=== RECORD EXTRACTS ===

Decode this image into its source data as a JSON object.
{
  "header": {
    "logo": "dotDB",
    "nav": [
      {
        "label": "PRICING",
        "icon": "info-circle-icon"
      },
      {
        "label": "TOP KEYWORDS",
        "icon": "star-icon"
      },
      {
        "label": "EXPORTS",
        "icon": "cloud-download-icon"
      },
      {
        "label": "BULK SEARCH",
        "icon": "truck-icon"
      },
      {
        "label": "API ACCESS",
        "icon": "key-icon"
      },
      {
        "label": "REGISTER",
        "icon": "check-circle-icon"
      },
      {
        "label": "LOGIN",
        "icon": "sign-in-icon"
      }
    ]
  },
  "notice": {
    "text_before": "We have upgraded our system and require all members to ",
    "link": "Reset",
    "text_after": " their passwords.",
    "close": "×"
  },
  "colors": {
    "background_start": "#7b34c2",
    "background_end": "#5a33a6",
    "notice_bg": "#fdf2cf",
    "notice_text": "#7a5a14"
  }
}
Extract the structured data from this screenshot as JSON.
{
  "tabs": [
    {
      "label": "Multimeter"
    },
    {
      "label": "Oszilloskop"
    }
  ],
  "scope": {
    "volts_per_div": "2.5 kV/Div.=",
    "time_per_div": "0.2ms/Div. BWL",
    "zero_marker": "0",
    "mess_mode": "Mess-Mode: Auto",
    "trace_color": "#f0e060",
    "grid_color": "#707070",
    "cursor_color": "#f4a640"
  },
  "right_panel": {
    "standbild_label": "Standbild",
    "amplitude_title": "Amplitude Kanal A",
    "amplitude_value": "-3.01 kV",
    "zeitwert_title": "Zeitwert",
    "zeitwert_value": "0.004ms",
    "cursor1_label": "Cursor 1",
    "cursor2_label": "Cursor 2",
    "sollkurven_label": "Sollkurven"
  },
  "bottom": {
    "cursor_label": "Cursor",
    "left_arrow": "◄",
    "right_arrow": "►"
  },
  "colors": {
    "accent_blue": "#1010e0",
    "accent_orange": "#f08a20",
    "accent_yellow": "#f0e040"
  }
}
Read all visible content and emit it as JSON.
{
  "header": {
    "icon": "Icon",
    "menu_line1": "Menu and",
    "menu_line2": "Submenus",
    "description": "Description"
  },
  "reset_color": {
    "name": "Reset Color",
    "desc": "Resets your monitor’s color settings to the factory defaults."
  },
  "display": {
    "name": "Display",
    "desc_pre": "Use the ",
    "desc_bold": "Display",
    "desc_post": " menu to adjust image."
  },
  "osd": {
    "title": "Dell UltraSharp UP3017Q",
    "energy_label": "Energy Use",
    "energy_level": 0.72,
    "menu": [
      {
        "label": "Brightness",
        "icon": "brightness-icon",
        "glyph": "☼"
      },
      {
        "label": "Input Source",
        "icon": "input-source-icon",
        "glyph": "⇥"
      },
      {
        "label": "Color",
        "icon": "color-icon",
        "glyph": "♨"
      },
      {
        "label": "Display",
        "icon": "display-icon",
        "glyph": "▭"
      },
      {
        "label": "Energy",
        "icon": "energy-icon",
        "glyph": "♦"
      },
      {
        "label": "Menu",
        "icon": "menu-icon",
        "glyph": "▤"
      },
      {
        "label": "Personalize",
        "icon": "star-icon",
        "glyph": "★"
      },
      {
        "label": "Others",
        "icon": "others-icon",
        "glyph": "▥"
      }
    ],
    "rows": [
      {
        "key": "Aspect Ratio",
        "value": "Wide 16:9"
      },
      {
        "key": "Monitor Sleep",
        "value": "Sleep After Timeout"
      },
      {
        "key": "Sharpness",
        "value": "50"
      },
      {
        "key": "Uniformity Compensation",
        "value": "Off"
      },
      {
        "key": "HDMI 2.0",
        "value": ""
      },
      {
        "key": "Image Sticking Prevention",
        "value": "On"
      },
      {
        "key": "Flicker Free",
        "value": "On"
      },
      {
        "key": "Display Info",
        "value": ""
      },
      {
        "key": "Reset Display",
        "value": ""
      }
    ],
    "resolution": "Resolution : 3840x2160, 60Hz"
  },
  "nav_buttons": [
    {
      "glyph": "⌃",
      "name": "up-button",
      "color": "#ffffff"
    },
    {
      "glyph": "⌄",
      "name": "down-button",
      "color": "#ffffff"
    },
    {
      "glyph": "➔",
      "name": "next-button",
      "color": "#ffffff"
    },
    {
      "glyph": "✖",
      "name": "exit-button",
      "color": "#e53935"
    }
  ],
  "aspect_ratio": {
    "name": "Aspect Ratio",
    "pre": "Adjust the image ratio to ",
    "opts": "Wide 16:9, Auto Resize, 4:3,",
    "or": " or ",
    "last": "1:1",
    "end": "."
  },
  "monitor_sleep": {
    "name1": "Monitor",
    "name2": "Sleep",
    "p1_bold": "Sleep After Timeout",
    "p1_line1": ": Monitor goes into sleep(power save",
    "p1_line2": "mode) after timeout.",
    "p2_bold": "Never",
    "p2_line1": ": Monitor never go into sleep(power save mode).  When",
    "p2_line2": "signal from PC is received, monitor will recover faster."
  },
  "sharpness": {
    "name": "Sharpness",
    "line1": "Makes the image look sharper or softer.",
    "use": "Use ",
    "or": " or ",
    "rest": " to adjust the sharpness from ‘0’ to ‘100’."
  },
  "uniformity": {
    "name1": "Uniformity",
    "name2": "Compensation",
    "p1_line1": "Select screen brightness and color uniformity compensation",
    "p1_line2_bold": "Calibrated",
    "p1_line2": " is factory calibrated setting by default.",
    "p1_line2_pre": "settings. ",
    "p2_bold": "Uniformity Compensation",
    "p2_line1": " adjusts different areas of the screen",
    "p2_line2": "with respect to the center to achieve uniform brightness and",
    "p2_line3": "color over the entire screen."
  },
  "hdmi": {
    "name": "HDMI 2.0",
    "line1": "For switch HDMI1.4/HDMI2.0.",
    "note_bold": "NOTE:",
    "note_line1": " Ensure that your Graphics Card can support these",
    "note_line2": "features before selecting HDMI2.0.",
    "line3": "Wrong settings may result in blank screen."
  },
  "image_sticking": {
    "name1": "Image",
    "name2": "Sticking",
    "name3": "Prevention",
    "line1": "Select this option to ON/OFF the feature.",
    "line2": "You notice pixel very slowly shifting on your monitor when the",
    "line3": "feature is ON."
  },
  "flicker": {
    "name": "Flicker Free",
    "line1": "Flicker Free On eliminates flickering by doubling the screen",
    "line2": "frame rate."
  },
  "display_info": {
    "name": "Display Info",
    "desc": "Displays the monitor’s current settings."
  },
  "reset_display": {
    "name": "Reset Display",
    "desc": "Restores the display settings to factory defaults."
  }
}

===

● WRITTEN PROBLEM:
Would you reproduce all the entries exactly?

● OUTPUT:
Decode this image into its source data as a JSON object.
{
  "header": {
    "logo": "dotDB",
    "nav": [
      {
        "label": "PRICING",
        "icon": "info-circle-icon"
      },
      {
        "label": "TOP KEYWORDS",
        "icon": "star-icon"
      },
      {
        "label": "EXPORTS",
        "icon": "cloud-download-icon"
      },
      {
        "label": "BULK SEARCH",
        "icon": "truck-icon"
      },
      {
        "label": "API ACCESS",
        "icon": "key-icon"
      },
      {
        "label": "REGISTER",
        "icon": "check-circle-icon"
      },
      {
        "label": "LOGIN",
        "icon": "sign-in-icon"
      }
    ]
  },
  "notice": {
    "text_before": "We have upgraded our system and require all members to ",
    "link": "Reset",
    "text_after": " their passwords.",
    "close": "×"
  },
  "colors": {
    "background_start": "#7b34c2",
    "background_end": "#5a33a6",
    "notice_bg": "#fdf2cf",
    "notice_text": "#7a5a14"
  }
}
Extract the structured data from this screenshot as JSON.
{
  "tabs": [
    {
      "label": "Multimeter"
    },
    {
      "label": "Oszilloskop"
    }
  ],
  "scope": {
    "volts_per_div": "2.5 kV/Div.=",
    "time_per_div": "0.2ms/Div. BWL",
    "zero_marker": "0",
    "mess_mode": "Mess-Mode: Auto",
    "trace_color": "#f0e060",
    "grid_color": "#707070",
    "cursor_color": "#f4a640"
  },
  "right_panel": {
    "standbild_label": "Standbild",
    "amplitude_title": "Amplitude Kanal A",
    "amplitude_value": "-3.01 kV",
    "zeitwert_title": "Zeitwert",
    "zeitwert_value": "0.004ms",
    "cursor1_label": "Cursor 1",
    "cursor2_label": "Cursor 2",
    "sollkurven_label": "Sollkurven"
  },
  "bottom": {
    "cursor_label": "Cursor",
    "left_arrow": "◄",
    "right_arrow": "►"
  },
  "colors": {
    "accent_blue": "#1010e0",
    "accent_orange": "#f08a20",
    "accent_yellow": "#f0e040"
  }
}
Read all visible content and emit it as JSON.
{
  "header": {
    "icon": "Icon",
    "menu_line1": "Menu and",
    "menu_line2": "Submenus",
    "description": "Description"
  },
  "reset_color": {
    "name": "Reset Color",
    "desc": "Resets your monitor’s color settings to the factory defaults."
  },
  "display": {
    "name": "Display",
    "desc_pre": "Use the ",
    "desc_bold": "Display",
    "desc_post": " menu to adjust image."
  },
  "osd": {
    "title": "Dell UltraSharp UP3017Q",
    "energy_label": "Energy Use",
    "energy_level": 0.72,
    "menu": [
      {
        "label": "Brightness",
        "icon": "brightness-icon",
        "glyph": "☼"
      },
      {
        "label": "Input Source",
        "icon": "input-source-icon",
        "glyph": "⇥"
      },
      {
        "label": "Color",
        "icon": "color-icon",
        "glyph": "♨"
      },
      {
        "label": "Display",
        "icon": "display-icon",
        "glyph": "▭"
      },
      {
        "label": "Energy",
        "icon": "energy-icon",
        "glyph": "♦"
      },
      {
        "label": "Menu",
        "icon": "menu-icon",
        "glyph": "▤"
      },
      {
        "label": "Personalize",
        "icon": "star-icon",
        "glyph": "★"
      },
      {
        "label": "Others",
        "icon": "others-icon",
        "glyph": "▥"
      }
    ],
    "rows": [
      {
        "key": "Aspect Ratio",
        "value": "Wide 16:9"
      },
      {
        "key": "Monitor Sleep",
        "value": "Sleep After Timeout"
      },
      {
        "key": "Sharpness",
        "value": "50"
      },
      {
        "key": "Uniformity Compensation",
        "value": "Off"
      },
      {
        "key": "HDMI 2.0",
        "value": ""
      },
      {
        "key": "Image Sticking Prevention",
        "value": "On"
      },
      {
        "key": "Flicker Free",
        "value": "On"
      },
      {
        "key": "Display Info",
        "value": ""
      },
      {
        "key": "Reset Display",
        "value": ""
      }
    ],
    "resolution": "Resolution : 3840x2160, 60Hz"
  },
  "nav_buttons": [
    {
      "glyph": "⌃",
      "name": "up-button",
      "color": "#ffffff"
    },
    {
      "glyph": "⌄",
      "name": "down-button",
      "color": "#ffffff"
    },
    {
      "glyph": "➔",
      "name": "next-button",
      "color": "#ffffff"
    },
    {
      "glyph": "✖",
      "name": "exit-button",
      "color": "#e53935"
    }
  ],
  "aspect_ratio": {
    "name": "Aspect Ratio",
    "pre": "Adjust the image ratio to ",
    "opts": "Wide 16:9, Auto Resize, 4:3,",
    "or": " or ",
    "last": "1:1",
    "end": "."
  },
  "monitor_sleep": {
    "name1": "Monitor",
    "name2": "Sleep",
    "p1_bold": "Sleep After Timeout",
    "p1_line1": ": Monitor goes into sleep(power save",
    "p1_line2": "mode) after timeout.",
    "p2_bold": "Never",
    "p2_line1": ": Monitor never go into sleep(power save mode).  When",
    "p2_line2": "signal from PC is received, monitor will recover faster."
  },
  "sharpness": {
    "name": "Sharpness",
    "line1": "Makes the image look sharper or softer.",
    "use": "Use ",
    "or": " or ",
    "rest": " to adjust the sharpness from ‘0’ to ‘100’."
  },
  "uniformity": {
    "name1": "Uniformity",
    "name2": "Compensation",
    "p1_line1": "Select screen brightness and color uniformity compensation",
    "p1_line2_bold": "Calibrated",
    "p1_line2": " is factory calibrated setting by default.",
    "p1_line2_pre": "settings. ",
    "p2_bold": "Uniformity Compensation",
    "p2_line1": " adjusts different areas of the screen",
    "p2_line2": "with respect to the center to achieve uniform brightness and",
    "p2_line3": "color over the entire screen."
  },
  "hdmi": {
    "name": "HDMI 2.0",
    "line1": "For switch HDMI1.4/HDMI2.0.",
    "note_bold": "NOTE:",
    "note_line1": " Ensure that your Graphics Card can support these",
    "note_line2": "features before selecting HDMI2.0.",
    "line3": "Wrong settings may result in blank screen."
  },
  "image_sticking": {
    "name1": "Image",
    "name2": "Sticking",
    "name3": "Prevention",
    "line1": "Select this option to ON/OFF the feature.",
    "line2": "You notice pixel very slowly shifting on your monitor when the",
    "line3": "feature is ON."
  },
  "flicker": {
    "name": "Flicker Free",
    "line1": "Flicker Free On eliminates flickering by doubling the screen",
    "line2": "frame rate."
  },
  "display_info": {
    "name": "Display Info",
    "desc": "Displays the monitor’s current settings."
  },
  "reset_display": {
    "name": "Reset Display",
    "desc": "Restores the display settings to factory defaults."
  }
}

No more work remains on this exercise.